Extract:
The New Man


Serious Bible students will have noticed that there are certain terms descriptive of man, some individual and some corporate, that are only used by the apostle Paul. Thus we have the old man and the new man (see Eph. 4: 22, 24), the first man and the second man (see 1 Cor. 15: 45, 47), the spiritual man (see 1 Cor. 2: 15) and the carnal man (see 1 Cor. 3: 3), the inner man (see Eph. 3: 16) and the outward man (see 2 Cor. 4: 16). Our subject is the new man—but to understand this expression we must take care to distinguish it from all the others in our list. In particular, we must understand what is meant by the old man, for it is with this term that the new man is so clearly contrasted.

Material supplied:
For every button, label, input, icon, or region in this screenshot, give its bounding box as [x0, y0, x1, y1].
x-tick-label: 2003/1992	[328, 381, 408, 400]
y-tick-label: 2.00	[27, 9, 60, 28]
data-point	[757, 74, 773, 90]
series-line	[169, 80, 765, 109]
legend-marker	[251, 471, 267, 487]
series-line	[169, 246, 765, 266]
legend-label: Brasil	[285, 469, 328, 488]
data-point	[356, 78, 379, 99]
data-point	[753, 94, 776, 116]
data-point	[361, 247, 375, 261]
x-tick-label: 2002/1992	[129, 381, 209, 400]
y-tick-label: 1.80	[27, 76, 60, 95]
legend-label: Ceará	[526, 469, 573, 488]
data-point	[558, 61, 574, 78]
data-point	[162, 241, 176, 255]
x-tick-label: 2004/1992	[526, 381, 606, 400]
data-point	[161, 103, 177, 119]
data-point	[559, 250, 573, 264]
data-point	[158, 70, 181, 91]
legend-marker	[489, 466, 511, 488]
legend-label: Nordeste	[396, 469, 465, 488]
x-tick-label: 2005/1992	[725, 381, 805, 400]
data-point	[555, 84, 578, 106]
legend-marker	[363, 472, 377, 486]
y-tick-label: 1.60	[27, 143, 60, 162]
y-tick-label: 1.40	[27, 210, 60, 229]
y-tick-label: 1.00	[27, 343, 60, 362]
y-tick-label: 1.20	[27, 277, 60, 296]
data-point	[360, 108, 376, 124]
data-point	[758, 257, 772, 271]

Prompt A: Reproduce everything in the passage on the new man from "Serious Bible students" down to "so clearly contrasted.".
Prompt B: In the passage on the new man, which term is the new man said to be most clearly contrasted with?
Prompt C: Translate this sentence from the passage on the new man into Spanish: "Our subject is the new man—but to understand this expression we must take care to distinguish it from all the others in our list."

Correct result A:
Serious Bible students will have noticed that there are certain terms descriptive of man, some individual and some corporate, that are only used by the apostle Paul. Thus we have the old man and the new man (see Eph. 4: 22, 24), the first man and the second man (see 1 Cor. 15: 45, 47), the spiritual man (see 1 Cor. 2: 15) and the carnal man (see 1 Cor. 3: 3), the inner man (see Eph. 3: 16) and the outward man (see 2 Cor. 4: 16). Our subject is the new man—but to understand this expression we must take care to distinguish it from all the others in our list. In particular, we must understand what is meant by the old man, for it is with this term that the new man is so clearly contrasted.

Correct result B: The old man.

Correct result C: Nuestro tema es el hombre nuevo, pero para comprender esta expresión debemos tener cuidado de distinguirla de todas las demás de nuestra lista.